→ **Provided records**:
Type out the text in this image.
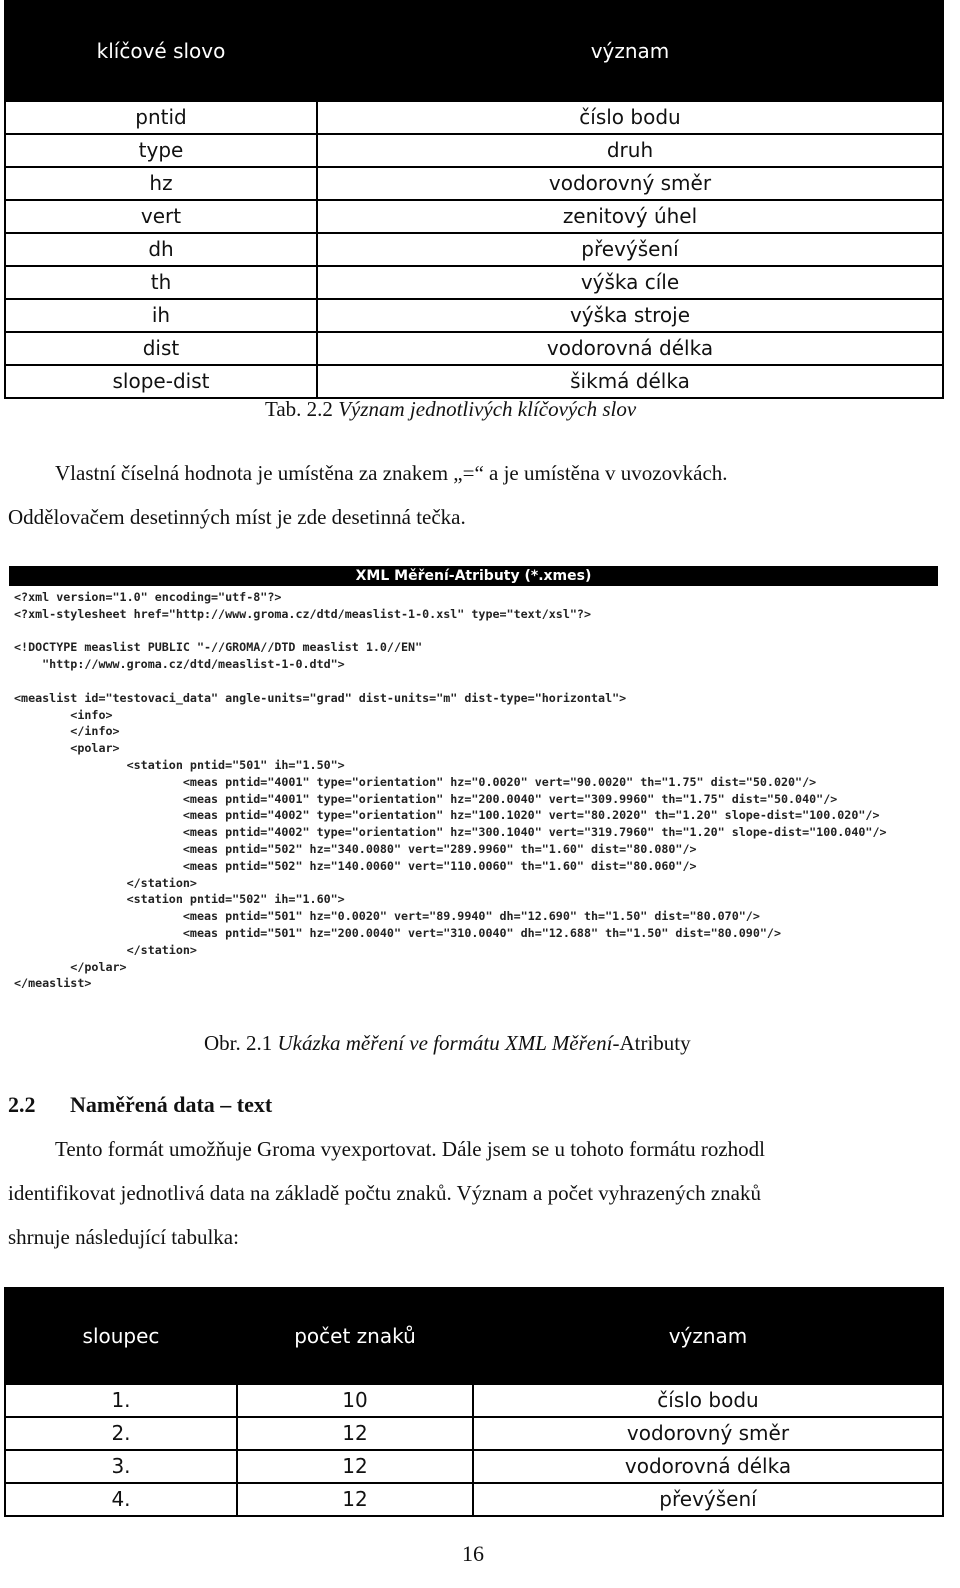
klíčové slovo	význam
pntid	číslo bodu
type	druh
hz	vodorovný směr
vert	zenitový úhel
dh	převýšení
th	výška cíle
ih	výška stroje
dist	vodorovná délka
slope-dist	šikmá délka
Tab. 2.2 Význam jednotlivých klíčových slov
Vlastní číselná hodnota je umístěna za znakem „=“ a je umístěna v uvozovkách.
Oddělovačem desetinných míst je zde desetinná tečka.
XML Měření-Atributy (*.xmes)
<?xml version="1.0" encoding="utf-8"?>
<?xml-stylesheet href="http://www.groma.cz/dtd/measlist-1-0.xsl" type="text/xsl"?>
<!DOCTYPE measlist PUBLIC "-//GROMA//DTD measlist 1.0//EN"
"http://www.groma.cz/dtd/measlist-1-0.dtd">
<measlist id="testovaci_data" angle-units="grad" dist-units="m" dist-type="horizontal">
<info>
</info>
<polar>
<station pntid="501" ih="1.50">
<meas pntid="4001" type="orientation" hz="0.0020" vert="90.0020" th="1.75" dist="50.020"/>
<meas pntid="4001" type="orientation" hz="200.0040" vert="309.9960" th="1.75" dist="50.040"/>
<meas pntid="4002" type="orientation" hz="100.1020" vert="80.2020" th="1.20" slope-dist="100.020"/>
<meas pntid="4002" type="orientation" hz="300.1040" vert="319.7960" th="1.20" slope-dist="100.040"/>
<meas pntid="502" hz="340.0080" vert="289.9960" th="1.60" dist="80.080"/>
<meas pntid="502" hz="140.0060" vert="110.0060" th="1.60" dist="80.060"/>
</station>
<station pntid="502" ih="1.60">
<meas pntid="501" hz="0.0020" vert="89.9940" dh="12.690" th="1.50" dist="80.070"/>
<meas pntid="501" hz="200.0040" vert="310.0040" dh="12.688" th="1.50" dist="80.090"/>
</station>
</polar>
</measlist>
Obr. 2.1 Ukázka měření ve formátu XML Měření-Atributy
2.2 Naměřená data – text
Tento formát umožňuje Groma vyexportovat. Dále jsem se u tohoto formátu rozhodl
identifikovat jednotlivá data na základě počtu znaků. Význam a počet vyhrazených znaků
shrnuje následující tabulka:
sloupec	počet znaků	význam
1.	10	číslo bodu
2.	12	vodorovný směr
3.	12	vodorovná délka
4.	12	převýšení
16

→ **Written task**: Look above for every line with the word "station" and copy it.

→ **Answer for this exercise**:
<station pntid="501" ih="1.50">
</station>
<station pntid="502" ih="1.60">
</station>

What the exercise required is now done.